= GOAL OF THE EXERCISE =
Every line below should be copied exactly; drop the pictures.

= DATASET CONTENT =

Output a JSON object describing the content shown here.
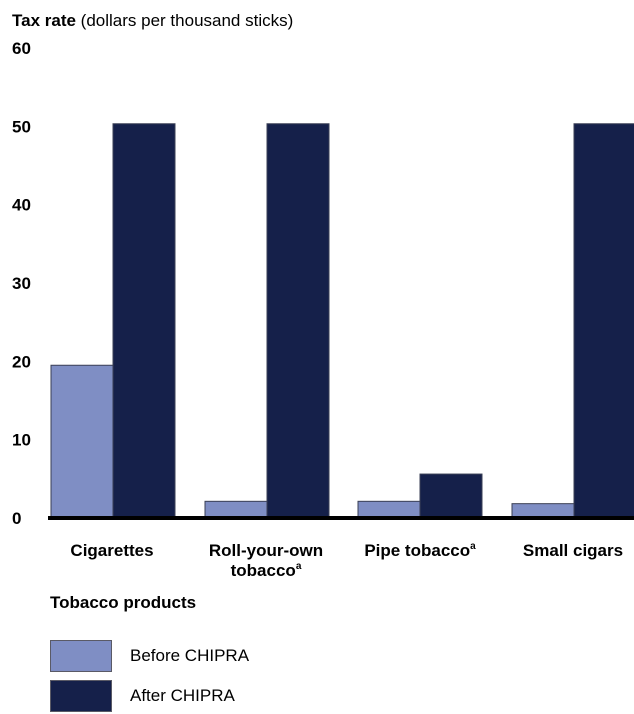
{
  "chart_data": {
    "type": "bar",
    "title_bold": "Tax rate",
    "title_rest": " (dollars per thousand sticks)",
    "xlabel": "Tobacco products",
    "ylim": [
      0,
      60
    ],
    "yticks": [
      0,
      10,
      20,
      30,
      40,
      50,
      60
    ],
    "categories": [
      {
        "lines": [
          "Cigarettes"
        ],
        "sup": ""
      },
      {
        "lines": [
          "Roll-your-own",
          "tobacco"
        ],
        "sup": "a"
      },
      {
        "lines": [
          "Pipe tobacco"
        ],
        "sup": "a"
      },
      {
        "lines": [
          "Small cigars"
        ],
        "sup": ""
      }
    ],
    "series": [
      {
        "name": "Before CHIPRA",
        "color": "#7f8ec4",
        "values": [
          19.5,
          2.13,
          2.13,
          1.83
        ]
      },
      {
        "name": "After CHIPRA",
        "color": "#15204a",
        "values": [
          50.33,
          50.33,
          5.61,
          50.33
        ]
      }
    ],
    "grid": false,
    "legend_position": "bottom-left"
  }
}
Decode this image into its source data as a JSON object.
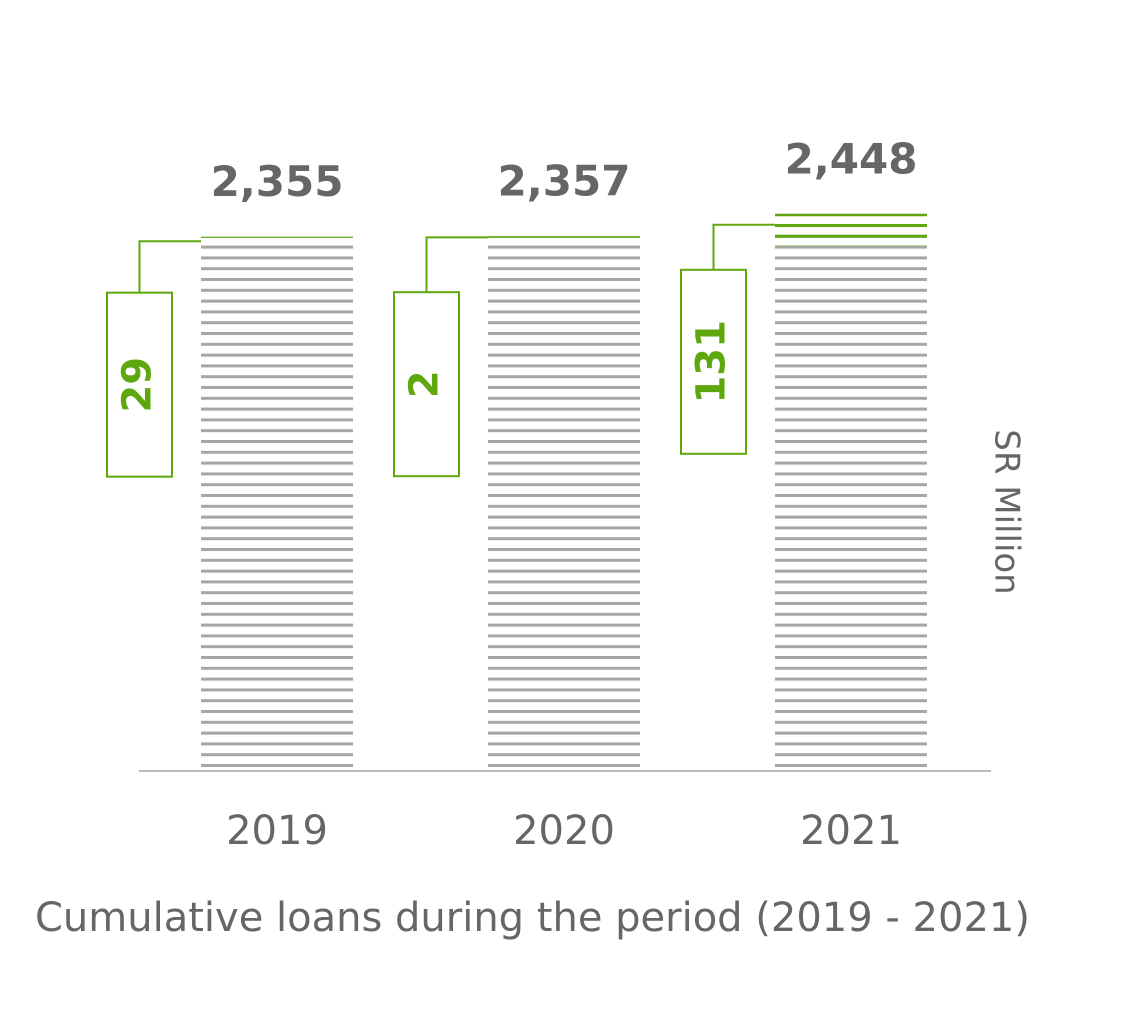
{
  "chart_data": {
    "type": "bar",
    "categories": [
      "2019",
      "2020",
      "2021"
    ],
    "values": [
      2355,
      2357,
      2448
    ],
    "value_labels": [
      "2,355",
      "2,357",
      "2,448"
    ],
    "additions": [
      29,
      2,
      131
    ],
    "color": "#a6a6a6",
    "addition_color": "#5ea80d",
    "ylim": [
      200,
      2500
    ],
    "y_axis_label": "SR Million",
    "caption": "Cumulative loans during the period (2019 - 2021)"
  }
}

= COMPLETED EXERCISE =
Output a JSON object describing the content shown here.
{
  "chart_data": {
    "type": "bar",
    "title_bold": "Tax rate",
    "title_rest": " (dollars per thousand sticks)",
    "xlabel": "Tobacco products",
    "ylim": [
      0,
      60
    ],
    "yticks": [
      0,
      10,
      20,
      30,
      40,
      50,
      60
    ],
    "categories": [
      {
        "lines": [
          "Cigarettes"
        ],
        "sup": ""
      },
      {
        "lines": [
          "Roll-your-own",
          "tobacco"
        ],
        "sup": "a"
      },
      {
        "lines": [
          "Pipe tobacco"
        ],
        "sup": "a"
      },
      {
        "lines": [
          "Small cigars"
        ],
        "sup": ""
      }
    ],
    "series": [
      {
        "name": "Before CHIPRA",
        "color": "#7f8ec4",
        "values": [
          19.5,
          2.13,
          2.13,
          1.83
        ]
      },
      {
        "name": "After CHIPRA",
        "color": "#15204a",
        "values": [
          50.33,
          50.33,
          5.61,
          50.33
        ]
      }
    ],
    "grid": false,
    "legend_position": "bottom-left"
  }
}
Decode this image into its source data as a JSON object.
{
  "chart_data": {
    "type": "bar",
    "categories": [
      "2019",
      "2020",
      "2021"
    ],
    "values": [
      2355,
      2357,
      2448
    ],
    "value_labels": [
      "2,355",
      "2,357",
      "2,448"
    ],
    "additions": [
      29,
      2,
      131
    ],
    "color": "#a6a6a6",
    "addition_color": "#5ea80d",
    "ylim": [
      200,
      2500
    ],
    "y_axis_label": "SR Million",
    "caption": "Cumulative loans during the period (2019 - 2021)"
  }
}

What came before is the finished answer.